### Task to complete
Set the listing down unchanged, minus every embedded image.

### Given information
——
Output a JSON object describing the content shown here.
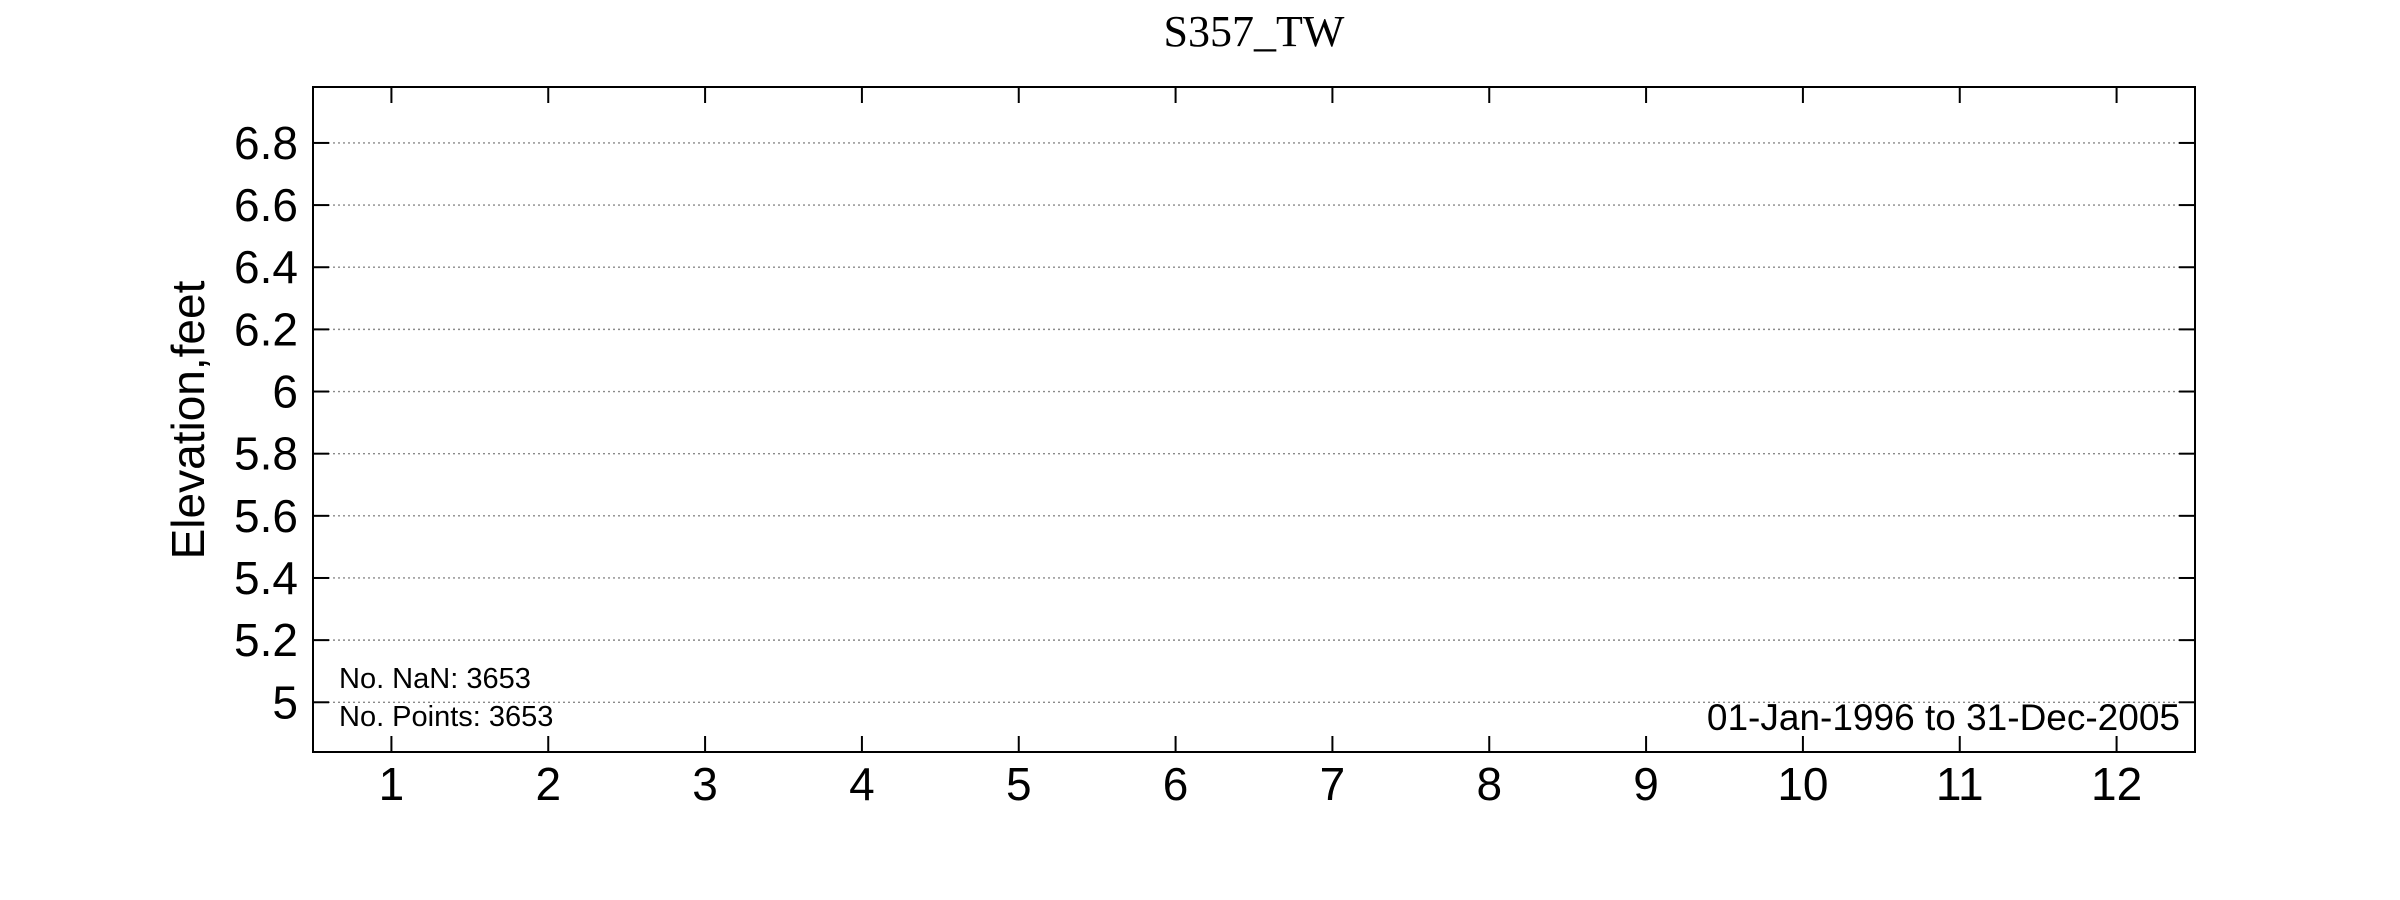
{
  "chart_data": {
    "type": "line",
    "title": "S357_TW",
    "xlabel": "",
    "ylabel": "Elevation,feet",
    "x_ticks": [
      "1",
      "2",
      "3",
      "4",
      "5",
      "6",
      "7",
      "8",
      "9",
      "10",
      "11",
      "12"
    ],
    "y_ticks": [
      "5",
      "5.2",
      "5.4",
      "5.6",
      "5.8",
      "6",
      "6.2",
      "6.4",
      "6.6",
      "6.8"
    ],
    "xlim": [
      0.5,
      12.5
    ],
    "ylim": [
      4.84,
      6.98
    ],
    "grid": "horizontal-dotted",
    "series": [],
    "annotations": {
      "nan_count": "No. NaN: 3653",
      "point_count": "No. Points: 3653",
      "date_range": "01-Jan-1996 to 31-Dec-2005"
    }
  }
}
——
### Solution for this exercise
Output a JSON object describing the content shown here.
{
  "chart_data": {
    "type": "line",
    "title": "S357_TW",
    "xlabel": "",
    "ylabel": "Elevation,feet",
    "x_ticks": [
      "1",
      "2",
      "3",
      "4",
      "5",
      "6",
      "7",
      "8",
      "9",
      "10",
      "11",
      "12"
    ],
    "y_ticks": [
      "5",
      "5.2",
      "5.4",
      "5.6",
      "5.8",
      "6",
      "6.2",
      "6.4",
      "6.6",
      "6.8"
    ],
    "xlim": [
      0.5,
      12.5
    ],
    "ylim": [
      4.84,
      6.98
    ],
    "grid": "horizontal-dotted",
    "series": [],
    "annotations": {
      "nan_count": "No. NaN: 3653",
      "point_count": "No. Points: 3653",
      "date_range": "01-Jan-1996 to 31-Dec-2005"
    }
  }
}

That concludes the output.